>> BEGIN Rows

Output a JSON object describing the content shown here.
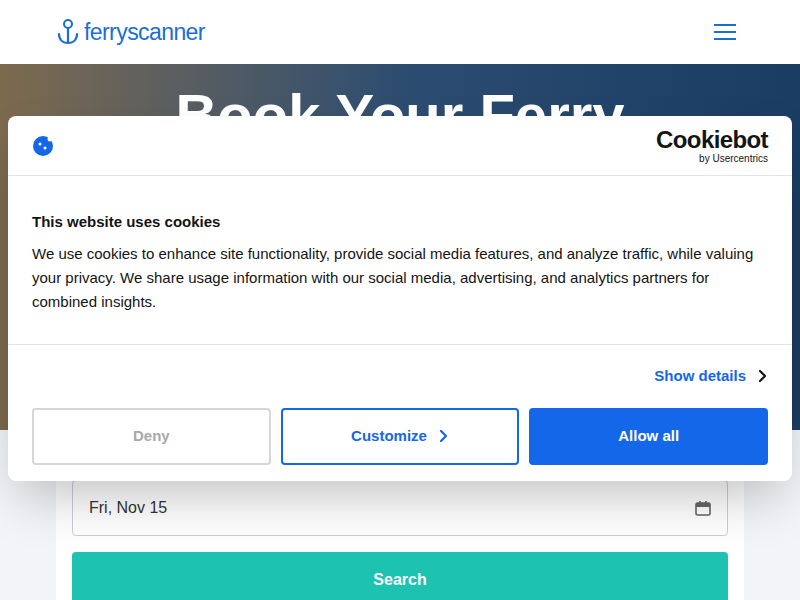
{
  "header": {
    "logo": "ferryscanner"
  },
  "hero": {
    "title": "Book Your Ferry"
  },
  "search_form": {
    "date": "Fri, Nov 15",
    "button": "Search"
  },
  "cookie_dialog": {
    "brand": "Cookiebot",
    "brand_sub": "by Usercentrics",
    "title": "This website uses cookies",
    "text": "We use cookies to enhance site functionality, provide social media features, and analyze traffic, while valuing your privacy. We share usage information with our social media, advertising, and analytics partners for combined insights.",
    "show_details": "Show details",
    "buttons": [
      {
        "label": "Deny",
        "kind": "muted"
      },
      {
        "label": "Customize",
        "kind": "outline"
      },
      {
        "label": "Allow all",
        "kind": "primary"
      }
    ]
  }
}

>> END Rows

◆ Direction ◆
Your copy should repeat each entry above exactly but contain no pictures.

◆ Solved problem ◆
Output a JSON object describing the content shown here.
{
  "header": {
    "logo": "ferryscanner"
  },
  "hero": {
    "title": "Book Your Ferry"
  },
  "search_form": {
    "date": "Fri, Nov 15",
    "button": "Search"
  },
  "cookie_dialog": {
    "brand": "Cookiebot",
    "brand_sub": "by Usercentrics",
    "title": "This website uses cookies",
    "text": "We use cookies to enhance site functionality, provide social media features, and analyze traffic, while valuing your privacy. We share usage information with our social media, advertising, and analytics partners for combined insights.",
    "show_details": "Show details",
    "buttons": [
      {
        "label": "Deny",
        "kind": "muted"
      },
      {
        "label": "Customize",
        "kind": "outline"
      },
      {
        "label": "Allow all",
        "kind": "primary"
      }
    ]
  }
}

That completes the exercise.